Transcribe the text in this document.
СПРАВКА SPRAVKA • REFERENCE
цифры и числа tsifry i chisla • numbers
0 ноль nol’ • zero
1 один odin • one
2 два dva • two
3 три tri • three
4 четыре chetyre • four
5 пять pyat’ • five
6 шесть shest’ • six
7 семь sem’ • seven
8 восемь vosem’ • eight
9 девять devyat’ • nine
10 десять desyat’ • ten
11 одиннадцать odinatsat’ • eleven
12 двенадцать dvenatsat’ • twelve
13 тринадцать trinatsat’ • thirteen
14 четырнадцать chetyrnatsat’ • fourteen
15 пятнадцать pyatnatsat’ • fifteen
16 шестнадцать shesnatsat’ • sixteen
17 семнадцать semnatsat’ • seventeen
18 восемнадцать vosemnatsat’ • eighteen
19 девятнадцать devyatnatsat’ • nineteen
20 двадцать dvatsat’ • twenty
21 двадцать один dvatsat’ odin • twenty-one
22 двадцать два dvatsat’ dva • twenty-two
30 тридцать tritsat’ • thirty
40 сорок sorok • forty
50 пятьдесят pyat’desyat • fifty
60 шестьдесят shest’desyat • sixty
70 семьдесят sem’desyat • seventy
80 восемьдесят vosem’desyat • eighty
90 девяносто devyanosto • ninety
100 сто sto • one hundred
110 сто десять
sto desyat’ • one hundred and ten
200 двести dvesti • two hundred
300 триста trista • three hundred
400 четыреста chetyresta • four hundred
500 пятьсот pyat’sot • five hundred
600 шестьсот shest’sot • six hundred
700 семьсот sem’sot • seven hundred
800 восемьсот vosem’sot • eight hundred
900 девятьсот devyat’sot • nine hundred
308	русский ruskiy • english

-- What is needed --
Copy all data exactly, start to finish.

-- Solution --
Transcribe the text in this document.
СПРАВКА SPRAVKA • REFERENCE
цифры и числа tsifry i chisla • numbers
0 ноль nol’ • zero
1 один odin • one
2 два dva • two
3 три tri • three
4 четыре chetyre • four
5 пять pyat’ • five
6 шесть shest’ • six
7 семь sem’ • seven
8 восемь vosem’ • eight
9 девять devyat’ • nine
10 десять desyat’ • ten
11 одиннадцать odinatsat’ • eleven
12 двенадцать dvenatsat’ • twelve
13 тринадцать trinatsat’ • thirteen
14 четырнадцать chetyrnatsat’ • fourteen
15 пятнадцать pyatnatsat’ • fifteen
16 шестнадцать shesnatsat’ • sixteen
17 семнадцать semnatsat’ • seventeen
18 восемнадцать vosemnatsat’ • eighteen
19 девятнадцать devyatnatsat’ • nineteen
20 двадцать dvatsat’ • twenty
21 двадцать один dvatsat’ odin • twenty-one
22 двадцать два dvatsat’ dva • twenty-two
30 тридцать tritsat’ • thirty
40 сорок sorok • forty
50 пятьдесят pyat’desyat • fifty
60 шестьдесят shest’desyat • sixty
70 семьдесят sem’desyat • seventy
80 восемьдесят vosem’desyat • eighty
90 девяносто devyanosto • ninety
100 сто sto • one hundred
110 сто десять
sto desyat’ • one hundred and ten
200 двести dvesti • two hundred
300 триста trista • three hundred
400 четыреста chetyresta • four hundred
500 пятьсот pyat’sot • five hundred
600 шестьсот shest’sot • six hundred
700 семьсот sem’sot • seven hundred
800 восемьсот vosem’sot • eight hundred
900 девятьсот devyat’sot • nine hundred
308	русский ruskiy • english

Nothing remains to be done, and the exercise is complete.